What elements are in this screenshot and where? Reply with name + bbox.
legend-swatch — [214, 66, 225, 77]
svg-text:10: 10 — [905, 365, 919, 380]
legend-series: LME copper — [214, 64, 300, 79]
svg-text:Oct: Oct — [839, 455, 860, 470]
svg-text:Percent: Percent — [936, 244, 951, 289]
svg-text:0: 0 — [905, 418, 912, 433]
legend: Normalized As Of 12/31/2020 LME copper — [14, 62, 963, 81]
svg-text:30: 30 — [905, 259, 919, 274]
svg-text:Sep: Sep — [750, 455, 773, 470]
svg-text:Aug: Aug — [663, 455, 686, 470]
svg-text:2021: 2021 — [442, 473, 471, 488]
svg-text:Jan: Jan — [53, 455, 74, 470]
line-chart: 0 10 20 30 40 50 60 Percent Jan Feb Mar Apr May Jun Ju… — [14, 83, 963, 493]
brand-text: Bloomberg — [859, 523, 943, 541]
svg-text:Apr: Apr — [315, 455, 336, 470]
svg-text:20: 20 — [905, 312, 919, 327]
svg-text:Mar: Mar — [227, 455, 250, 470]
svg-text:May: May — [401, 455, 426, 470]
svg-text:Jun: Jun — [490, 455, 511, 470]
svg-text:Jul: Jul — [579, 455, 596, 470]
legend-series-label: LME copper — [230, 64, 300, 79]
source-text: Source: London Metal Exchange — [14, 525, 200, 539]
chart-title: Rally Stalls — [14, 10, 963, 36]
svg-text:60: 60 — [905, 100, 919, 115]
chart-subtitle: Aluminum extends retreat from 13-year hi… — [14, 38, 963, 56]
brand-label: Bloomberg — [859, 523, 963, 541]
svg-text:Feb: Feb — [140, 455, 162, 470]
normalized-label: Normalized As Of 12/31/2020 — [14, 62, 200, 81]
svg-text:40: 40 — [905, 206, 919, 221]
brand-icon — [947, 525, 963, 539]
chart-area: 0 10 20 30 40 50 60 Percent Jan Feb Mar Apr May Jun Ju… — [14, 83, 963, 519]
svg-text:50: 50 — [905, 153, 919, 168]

PROBLEM TO SOLVE:
Please write out every line of the records above as a numbered list, leaving out any blank lines.

COMPLETED TASK:
1. What elements are in this screenshot and where? Reply with name + bbox.
2. legend-swatch — [214, 66, 225, 77]
3. svg-text:10: 10 — [905, 365, 919, 380]
4. legend-series: LME copper — [214, 64, 300, 79]
5. svg-text:Oct: Oct — [839, 455, 860, 470]
6. svg-text:Percent: Percent — [936, 244, 951, 289]
7. svg-text:0: 0 — [905, 418, 912, 433]
8. legend: Normalized As Of 12/31/2020 LME copper — [14, 62, 963, 81]
9. svg-text:30: 30 — [905, 259, 919, 274]
10. svg-text:Sep: Sep — [750, 455, 773, 470]
11. svg-text:Aug: Aug — [663, 455, 686, 470]
12. svg-text:2021: 2021 — [442, 473, 471, 488]
13. svg-text:Jan: Jan — [53, 455, 74, 470]
14. line-chart: 0 10 20 30 40 50 60 Percent Jan Feb Mar Apr May Jun Ju… — [14, 83, 963, 493]
15. brand-text: Bloomberg — [859, 523, 943, 541]
16. svg-text:Apr: Apr — [315, 455, 336, 470]
17. svg-text:20: 20 — [905, 312, 919, 327]
18. svg-text:Mar: Mar — [227, 455, 250, 470]
19. svg-text:May: May — [401, 455, 426, 470]
20. svg-text:Jun: Jun — [490, 455, 511, 470]
21. svg-text:Jul: Jul — [579, 455, 596, 470]
22. legend-series-label: LME copper — [230, 64, 300, 79]
23. source-text: Source: London Metal Exchange — [14, 525, 200, 539]
24. chart-title: Rally Stalls — [14, 10, 963, 36]
25. svg-text:60: 60 — [905, 100, 919, 115]
26. chart-subtitle: Aluminum extends retreat from 13-year hi… — [14, 38, 963, 56]
27. brand-label: Bloomberg — [859, 523, 963, 541]
28. svg-text:Feb: Feb — [140, 455, 162, 470]
29. normalized-label: Normalized As Of 12/31/2020 — [14, 62, 200, 81]
30. svg-text:40: 40 — [905, 206, 919, 221]
31. brand-icon — [947, 525, 963, 539]
32. chart-area: 0 10 20 30 40 50 60 Percent Jan Feb Mar Apr May Jun Ju… — [14, 83, 963, 519]
33. svg-text:50: 50 — [905, 153, 919, 168]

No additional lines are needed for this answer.